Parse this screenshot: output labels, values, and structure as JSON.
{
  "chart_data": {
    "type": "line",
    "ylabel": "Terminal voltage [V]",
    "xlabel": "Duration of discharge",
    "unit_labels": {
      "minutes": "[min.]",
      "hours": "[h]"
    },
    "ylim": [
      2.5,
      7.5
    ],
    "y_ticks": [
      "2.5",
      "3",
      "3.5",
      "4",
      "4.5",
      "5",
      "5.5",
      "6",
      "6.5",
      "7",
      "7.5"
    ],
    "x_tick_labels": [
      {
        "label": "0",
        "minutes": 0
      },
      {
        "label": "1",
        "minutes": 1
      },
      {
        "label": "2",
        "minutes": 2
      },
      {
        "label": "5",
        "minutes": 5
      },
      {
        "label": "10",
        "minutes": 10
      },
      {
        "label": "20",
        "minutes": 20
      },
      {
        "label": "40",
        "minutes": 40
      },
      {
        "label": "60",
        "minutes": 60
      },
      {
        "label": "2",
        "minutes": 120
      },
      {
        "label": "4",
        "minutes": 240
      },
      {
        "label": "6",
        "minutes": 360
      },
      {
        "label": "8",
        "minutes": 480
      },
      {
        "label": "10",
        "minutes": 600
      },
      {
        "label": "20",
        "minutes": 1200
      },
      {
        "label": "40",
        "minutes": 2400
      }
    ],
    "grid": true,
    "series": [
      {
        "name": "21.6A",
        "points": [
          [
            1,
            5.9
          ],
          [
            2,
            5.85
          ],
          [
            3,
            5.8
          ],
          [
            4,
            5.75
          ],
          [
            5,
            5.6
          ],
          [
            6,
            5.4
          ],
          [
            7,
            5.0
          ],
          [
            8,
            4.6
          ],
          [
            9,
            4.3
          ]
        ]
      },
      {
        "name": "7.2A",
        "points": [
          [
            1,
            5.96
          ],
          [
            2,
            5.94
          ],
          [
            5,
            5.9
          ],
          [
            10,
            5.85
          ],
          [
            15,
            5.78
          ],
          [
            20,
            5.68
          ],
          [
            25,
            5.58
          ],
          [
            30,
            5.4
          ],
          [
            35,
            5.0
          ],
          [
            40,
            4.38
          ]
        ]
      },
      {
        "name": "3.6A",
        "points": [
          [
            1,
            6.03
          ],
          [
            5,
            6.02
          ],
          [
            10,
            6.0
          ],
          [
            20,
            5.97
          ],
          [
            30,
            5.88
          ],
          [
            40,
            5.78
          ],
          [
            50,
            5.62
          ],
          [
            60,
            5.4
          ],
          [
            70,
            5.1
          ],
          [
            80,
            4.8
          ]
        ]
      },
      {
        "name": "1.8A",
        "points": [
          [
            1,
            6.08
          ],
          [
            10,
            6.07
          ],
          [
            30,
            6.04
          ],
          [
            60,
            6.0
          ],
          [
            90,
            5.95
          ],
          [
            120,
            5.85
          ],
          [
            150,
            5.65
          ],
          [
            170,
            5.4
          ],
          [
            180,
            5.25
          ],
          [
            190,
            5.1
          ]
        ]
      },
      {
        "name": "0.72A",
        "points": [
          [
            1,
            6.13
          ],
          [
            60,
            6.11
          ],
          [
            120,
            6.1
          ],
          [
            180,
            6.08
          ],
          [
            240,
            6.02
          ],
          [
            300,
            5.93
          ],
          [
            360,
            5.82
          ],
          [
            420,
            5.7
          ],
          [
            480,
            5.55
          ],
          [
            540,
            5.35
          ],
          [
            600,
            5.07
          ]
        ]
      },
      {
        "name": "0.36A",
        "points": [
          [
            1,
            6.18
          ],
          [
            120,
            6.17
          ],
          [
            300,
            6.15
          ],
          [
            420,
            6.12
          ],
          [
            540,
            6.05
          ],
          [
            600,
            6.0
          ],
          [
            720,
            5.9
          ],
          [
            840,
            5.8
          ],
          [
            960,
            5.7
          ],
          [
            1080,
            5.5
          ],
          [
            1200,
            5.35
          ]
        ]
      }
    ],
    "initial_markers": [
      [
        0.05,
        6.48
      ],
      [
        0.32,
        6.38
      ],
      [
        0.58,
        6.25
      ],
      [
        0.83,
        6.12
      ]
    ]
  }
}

The task:
Please output the entries above, every line exactly as it reads.

Final result:
Parse this screenshot: output labels, values, and structure as JSON.
{
  "chart_data": {
    "type": "line",
    "ylabel": "Terminal voltage [V]",
    "xlabel": "Duration of discharge",
    "unit_labels": {
      "minutes": "[min.]",
      "hours": "[h]"
    },
    "ylim": [
      2.5,
      7.5
    ],
    "y_ticks": [
      "2.5",
      "3",
      "3.5",
      "4",
      "4.5",
      "5",
      "5.5",
      "6",
      "6.5",
      "7",
      "7.5"
    ],
    "x_tick_labels": [
      {
        "label": "0",
        "minutes": 0
      },
      {
        "label": "1",
        "minutes": 1
      },
      {
        "label": "2",
        "minutes": 2
      },
      {
        "label": "5",
        "minutes": 5
      },
      {
        "label": "10",
        "minutes": 10
      },
      {
        "label": "20",
        "minutes": 20
      },
      {
        "label": "40",
        "minutes": 40
      },
      {
        "label": "60",
        "minutes": 60
      },
      {
        "label": "2",
        "minutes": 120
      },
      {
        "label": "4",
        "minutes": 240
      },
      {
        "label": "6",
        "minutes": 360
      },
      {
        "label": "8",
        "minutes": 480
      },
      {
        "label": "10",
        "minutes": 600
      },
      {
        "label": "20",
        "minutes": 1200
      },
      {
        "label": "40",
        "minutes": 2400
      }
    ],
    "grid": true,
    "series": [
      {
        "name": "21.6A",
        "points": [
          [
            1,
            5.9
          ],
          [
            2,
            5.85
          ],
          [
            3,
            5.8
          ],
          [
            4,
            5.75
          ],
          [
            5,
            5.6
          ],
          [
            6,
            5.4
          ],
          [
            7,
            5.0
          ],
          [
            8,
            4.6
          ],
          [
            9,
            4.3
          ]
        ]
      },
      {
        "name": "7.2A",
        "points": [
          [
            1,
            5.96
          ],
          [
            2,
            5.94
          ],
          [
            5,
            5.9
          ],
          [
            10,
            5.85
          ],
          [
            15,
            5.78
          ],
          [
            20,
            5.68
          ],
          [
            25,
            5.58
          ],
          [
            30,
            5.4
          ],
          [
            35,
            5.0
          ],
          [
            40,
            4.38
          ]
        ]
      },
      {
        "name": "3.6A",
        "points": [
          [
            1,
            6.03
          ],
          [
            5,
            6.02
          ],
          [
            10,
            6.0
          ],
          [
            20,
            5.97
          ],
          [
            30,
            5.88
          ],
          [
            40,
            5.78
          ],
          [
            50,
            5.62
          ],
          [
            60,
            5.4
          ],
          [
            70,
            5.1
          ],
          [
            80,
            4.8
          ]
        ]
      },
      {
        "name": "1.8A",
        "points": [
          [
            1,
            6.08
          ],
          [
            10,
            6.07
          ],
          [
            30,
            6.04
          ],
          [
            60,
            6.0
          ],
          [
            90,
            5.95
          ],
          [
            120,
            5.85
          ],
          [
            150,
            5.65
          ],
          [
            170,
            5.4
          ],
          [
            180,
            5.25
          ],
          [
            190,
            5.1
          ]
        ]
      },
      {
        "name": "0.72A",
        "points": [
          [
            1,
            6.13
          ],
          [
            60,
            6.11
          ],
          [
            120,
            6.1
          ],
          [
            180,
            6.08
          ],
          [
            240,
            6.02
          ],
          [
            300,
            5.93
          ],
          [
            360,
            5.82
          ],
          [
            420,
            5.7
          ],
          [
            480,
            5.55
          ],
          [
            540,
            5.35
          ],
          [
            600,
            5.07
          ]
        ]
      },
      {
        "name": "0.36A",
        "points": [
          [
            1,
            6.18
          ],
          [
            120,
            6.17
          ],
          [
            300,
            6.15
          ],
          [
            420,
            6.12
          ],
          [
            540,
            6.05
          ],
          [
            600,
            6.0
          ],
          [
            720,
            5.9
          ],
          [
            840,
            5.8
          ],
          [
            960,
            5.7
          ],
          [
            1080,
            5.5
          ],
          [
            1200,
            5.35
          ]
        ]
      }
    ],
    "initial_markers": [
      [
        0.05,
        6.48
      ],
      [
        0.32,
        6.38
      ],
      [
        0.58,
        6.25
      ],
      [
        0.83,
        6.12
      ]
    ]
  }
}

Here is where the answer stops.